╔══

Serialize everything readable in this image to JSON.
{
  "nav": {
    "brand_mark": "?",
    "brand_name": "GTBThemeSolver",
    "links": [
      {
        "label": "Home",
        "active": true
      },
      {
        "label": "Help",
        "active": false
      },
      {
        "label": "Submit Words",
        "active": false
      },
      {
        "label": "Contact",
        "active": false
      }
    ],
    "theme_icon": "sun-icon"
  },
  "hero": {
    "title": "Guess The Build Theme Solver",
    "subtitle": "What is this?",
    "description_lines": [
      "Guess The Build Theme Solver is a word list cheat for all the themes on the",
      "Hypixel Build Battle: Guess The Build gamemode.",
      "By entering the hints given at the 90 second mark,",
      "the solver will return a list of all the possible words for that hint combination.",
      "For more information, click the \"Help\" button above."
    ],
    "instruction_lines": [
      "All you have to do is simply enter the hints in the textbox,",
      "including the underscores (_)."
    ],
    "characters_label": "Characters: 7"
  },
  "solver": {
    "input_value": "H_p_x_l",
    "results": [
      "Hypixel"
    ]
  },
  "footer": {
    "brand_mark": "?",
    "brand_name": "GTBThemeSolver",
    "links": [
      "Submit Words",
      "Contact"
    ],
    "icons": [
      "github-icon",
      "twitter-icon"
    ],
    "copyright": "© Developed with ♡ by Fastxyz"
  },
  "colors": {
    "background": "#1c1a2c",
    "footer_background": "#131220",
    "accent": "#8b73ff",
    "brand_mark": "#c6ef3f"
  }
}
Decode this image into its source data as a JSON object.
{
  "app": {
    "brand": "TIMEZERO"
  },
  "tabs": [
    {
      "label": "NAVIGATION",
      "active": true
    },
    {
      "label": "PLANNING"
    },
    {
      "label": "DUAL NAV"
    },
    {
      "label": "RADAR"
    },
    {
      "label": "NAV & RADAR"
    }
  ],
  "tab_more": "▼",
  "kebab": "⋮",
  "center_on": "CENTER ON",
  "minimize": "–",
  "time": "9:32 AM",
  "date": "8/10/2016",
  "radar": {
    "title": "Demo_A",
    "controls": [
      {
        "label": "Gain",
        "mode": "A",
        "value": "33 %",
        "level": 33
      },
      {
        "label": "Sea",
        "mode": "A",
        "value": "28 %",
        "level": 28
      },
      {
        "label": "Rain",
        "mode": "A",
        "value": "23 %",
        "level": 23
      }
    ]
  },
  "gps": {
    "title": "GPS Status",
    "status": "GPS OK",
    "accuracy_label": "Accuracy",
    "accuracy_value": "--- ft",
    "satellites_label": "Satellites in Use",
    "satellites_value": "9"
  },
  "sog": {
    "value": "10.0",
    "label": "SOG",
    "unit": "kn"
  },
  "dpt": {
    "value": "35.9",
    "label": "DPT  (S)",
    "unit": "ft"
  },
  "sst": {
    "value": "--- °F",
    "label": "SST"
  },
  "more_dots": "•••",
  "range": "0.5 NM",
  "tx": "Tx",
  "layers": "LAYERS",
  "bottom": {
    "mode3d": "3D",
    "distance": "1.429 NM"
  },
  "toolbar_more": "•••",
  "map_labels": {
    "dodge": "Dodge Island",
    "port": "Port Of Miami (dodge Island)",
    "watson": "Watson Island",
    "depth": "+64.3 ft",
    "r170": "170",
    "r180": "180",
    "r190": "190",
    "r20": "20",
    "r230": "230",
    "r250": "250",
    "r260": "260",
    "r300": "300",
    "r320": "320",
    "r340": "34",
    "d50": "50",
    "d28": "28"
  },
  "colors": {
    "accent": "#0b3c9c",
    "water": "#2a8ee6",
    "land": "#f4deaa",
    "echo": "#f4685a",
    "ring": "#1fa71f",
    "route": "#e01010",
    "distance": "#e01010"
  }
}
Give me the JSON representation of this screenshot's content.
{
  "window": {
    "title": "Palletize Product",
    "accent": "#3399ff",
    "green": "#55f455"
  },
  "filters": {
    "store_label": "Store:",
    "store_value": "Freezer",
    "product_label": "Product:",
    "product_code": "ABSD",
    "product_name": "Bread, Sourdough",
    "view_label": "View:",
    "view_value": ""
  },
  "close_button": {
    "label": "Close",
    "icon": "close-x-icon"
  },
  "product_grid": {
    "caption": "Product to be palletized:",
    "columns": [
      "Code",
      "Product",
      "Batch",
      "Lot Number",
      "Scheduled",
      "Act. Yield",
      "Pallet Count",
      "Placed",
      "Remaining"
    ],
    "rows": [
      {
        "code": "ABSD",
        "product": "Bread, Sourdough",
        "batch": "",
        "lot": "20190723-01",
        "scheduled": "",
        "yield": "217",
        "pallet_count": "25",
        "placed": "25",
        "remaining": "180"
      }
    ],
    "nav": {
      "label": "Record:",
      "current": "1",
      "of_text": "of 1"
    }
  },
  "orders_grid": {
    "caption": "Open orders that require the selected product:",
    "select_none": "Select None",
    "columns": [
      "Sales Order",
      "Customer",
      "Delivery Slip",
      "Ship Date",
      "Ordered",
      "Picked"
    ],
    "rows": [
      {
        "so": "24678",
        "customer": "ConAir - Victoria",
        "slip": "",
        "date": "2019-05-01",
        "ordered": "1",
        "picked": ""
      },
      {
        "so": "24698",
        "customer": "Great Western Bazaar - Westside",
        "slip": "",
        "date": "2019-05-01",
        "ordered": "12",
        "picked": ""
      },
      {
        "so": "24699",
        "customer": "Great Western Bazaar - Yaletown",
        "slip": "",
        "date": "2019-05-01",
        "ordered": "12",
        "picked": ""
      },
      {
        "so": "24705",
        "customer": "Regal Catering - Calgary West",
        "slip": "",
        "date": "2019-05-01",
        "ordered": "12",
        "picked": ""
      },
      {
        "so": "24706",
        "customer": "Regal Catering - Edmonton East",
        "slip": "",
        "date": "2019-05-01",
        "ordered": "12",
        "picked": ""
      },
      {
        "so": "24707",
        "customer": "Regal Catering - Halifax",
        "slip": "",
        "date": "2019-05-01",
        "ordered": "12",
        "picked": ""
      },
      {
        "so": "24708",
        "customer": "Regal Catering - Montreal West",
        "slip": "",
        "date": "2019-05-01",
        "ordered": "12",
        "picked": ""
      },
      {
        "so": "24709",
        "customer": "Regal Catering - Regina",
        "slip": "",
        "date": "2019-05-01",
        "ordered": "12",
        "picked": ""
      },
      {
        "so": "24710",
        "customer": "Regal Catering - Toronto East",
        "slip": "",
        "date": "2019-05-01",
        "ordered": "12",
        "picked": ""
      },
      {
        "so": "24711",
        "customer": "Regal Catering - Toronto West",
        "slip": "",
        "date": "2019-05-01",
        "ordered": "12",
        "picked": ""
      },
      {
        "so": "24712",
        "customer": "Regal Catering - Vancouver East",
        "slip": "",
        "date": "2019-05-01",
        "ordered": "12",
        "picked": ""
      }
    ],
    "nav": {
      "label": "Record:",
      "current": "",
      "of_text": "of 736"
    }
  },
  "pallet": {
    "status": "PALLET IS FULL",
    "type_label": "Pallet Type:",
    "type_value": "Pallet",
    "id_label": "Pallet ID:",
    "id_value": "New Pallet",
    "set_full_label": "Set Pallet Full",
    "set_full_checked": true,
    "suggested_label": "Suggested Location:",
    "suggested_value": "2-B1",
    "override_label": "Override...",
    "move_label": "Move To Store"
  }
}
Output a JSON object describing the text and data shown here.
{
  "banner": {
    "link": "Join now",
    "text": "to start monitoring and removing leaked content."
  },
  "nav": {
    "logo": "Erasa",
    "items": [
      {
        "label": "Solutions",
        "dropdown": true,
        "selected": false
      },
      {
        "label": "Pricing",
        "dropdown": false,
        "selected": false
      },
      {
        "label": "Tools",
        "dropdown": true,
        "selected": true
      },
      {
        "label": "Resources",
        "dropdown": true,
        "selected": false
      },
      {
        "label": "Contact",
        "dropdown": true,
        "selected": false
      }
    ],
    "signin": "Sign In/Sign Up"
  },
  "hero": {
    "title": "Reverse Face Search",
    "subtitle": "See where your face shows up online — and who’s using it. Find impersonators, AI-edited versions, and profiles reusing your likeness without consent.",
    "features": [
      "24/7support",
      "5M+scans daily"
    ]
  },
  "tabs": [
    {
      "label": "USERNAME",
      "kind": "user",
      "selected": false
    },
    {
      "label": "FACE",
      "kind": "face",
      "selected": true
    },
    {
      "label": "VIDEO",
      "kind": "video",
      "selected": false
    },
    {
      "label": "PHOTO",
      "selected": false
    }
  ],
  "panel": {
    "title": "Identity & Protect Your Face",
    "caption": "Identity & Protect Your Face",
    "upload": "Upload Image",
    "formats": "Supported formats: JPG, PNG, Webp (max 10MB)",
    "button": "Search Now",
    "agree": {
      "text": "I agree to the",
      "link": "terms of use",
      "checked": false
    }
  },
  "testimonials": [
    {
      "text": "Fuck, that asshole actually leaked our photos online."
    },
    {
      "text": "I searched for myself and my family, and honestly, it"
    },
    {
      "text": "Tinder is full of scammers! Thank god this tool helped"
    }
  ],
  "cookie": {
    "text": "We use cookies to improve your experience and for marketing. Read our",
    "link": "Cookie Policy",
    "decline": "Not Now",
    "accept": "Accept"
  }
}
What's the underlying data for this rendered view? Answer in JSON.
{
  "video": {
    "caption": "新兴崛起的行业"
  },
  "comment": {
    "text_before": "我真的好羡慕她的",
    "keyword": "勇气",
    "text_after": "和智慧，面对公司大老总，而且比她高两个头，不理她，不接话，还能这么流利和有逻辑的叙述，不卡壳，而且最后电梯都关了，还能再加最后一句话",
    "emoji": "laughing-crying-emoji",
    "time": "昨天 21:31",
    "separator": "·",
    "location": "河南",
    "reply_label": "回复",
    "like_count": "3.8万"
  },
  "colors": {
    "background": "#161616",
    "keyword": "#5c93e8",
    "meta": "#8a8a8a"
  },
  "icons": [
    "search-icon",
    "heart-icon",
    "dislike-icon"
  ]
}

╚══

Exercise » Look through the listing above. Pick out each line with "Island" and copy it.

Exercise result »
    "dodge": "Dodge Island",
    "port": "Port Of Miami (dodge Island)",
    "watson": "Watson Island",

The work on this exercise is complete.